AIM OF THE TASK:
Work out how many lines in the listing below include the word "branches"; answer with the number alone.

DATA IN THIS EXERCISE:

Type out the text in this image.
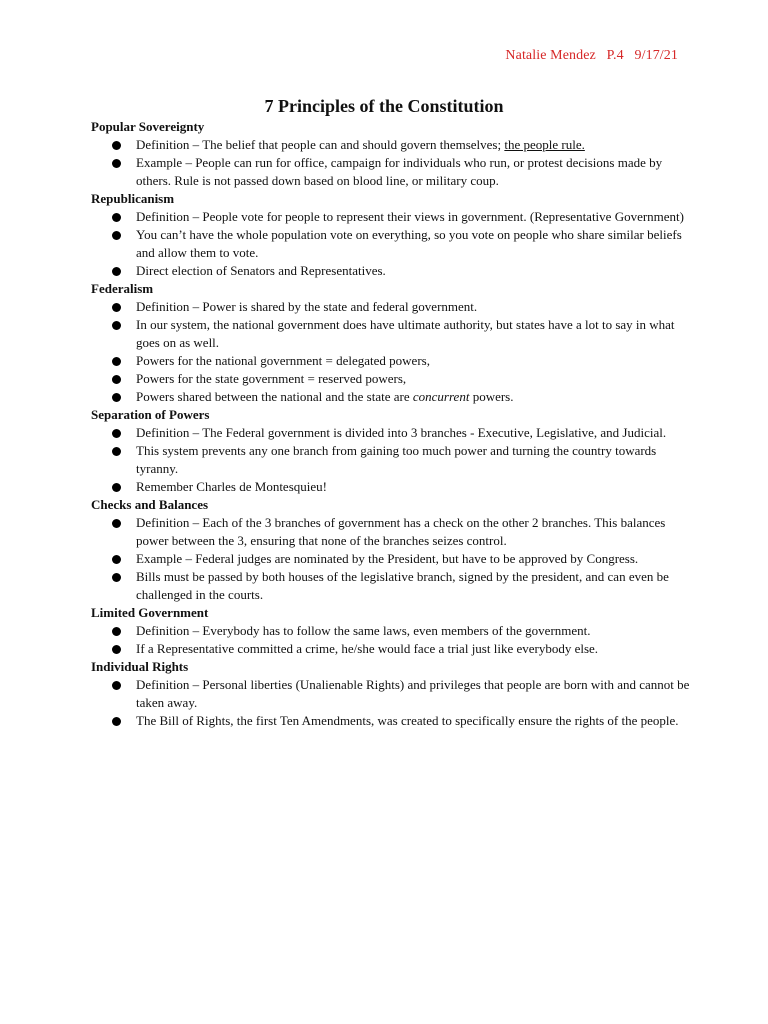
Natalie Mendez P.4 9/17/21
7 Principles of the Constitution

Popular Sovereignty

Definition – The belief that people can and should govern themselves; the people rule.
Example – People can run for office, campaign for individuals who run, or protest decisions made by others. Rule is not passed down based on blood line, or military coup.

Republicanism

Definition – People vote for people to represent their views in government. (Representative Government)
You can’t have the whole population vote on everything, so you vote on people who share similar beliefs and allow them to vote.
Direct election of Senators and Representatives.

Federalism

Definition – Power is shared by the state and federal government.
In our system, the national government does have ultimate authority, but states have a lot to say in what goes on as well.
Powers for the national government = delegated powers,
Powers for the state government = reserved powers,
Powers shared between the national and the state are concurrent powers.

Separation of Powers

Definition – The Federal government is divided into 3 branches - Executive, Legislative, and Judicial.
This system prevents any one branch from gaining too much power and turning the country towards tyranny.
Remember Charles de Montesquieu!

Checks and Balances

Definition – Each of the 3 branches of government has a check on the other 2 branches. This balances power between the 3, ensuring that none of the branches seizes control.
Example – Federal judges are nominated by the President, but have to be approved by Congress.
Bills must be passed by both houses of the legislative branch, signed by the president, and can even be challenged in the courts.

Limited Government

Definition – Everybody has to follow the same laws, even members of the government.
If a Representative committed a crime, he/she would face a trial just like everybody else.

Individual Rights

Definition – Personal liberties (Unalienable Rights) and privileges that people are born with and cannot be taken away.
The Bill of Rights, the first Ten Amendments, was created to specifically ensure the rights of the people.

SOLUTION:
2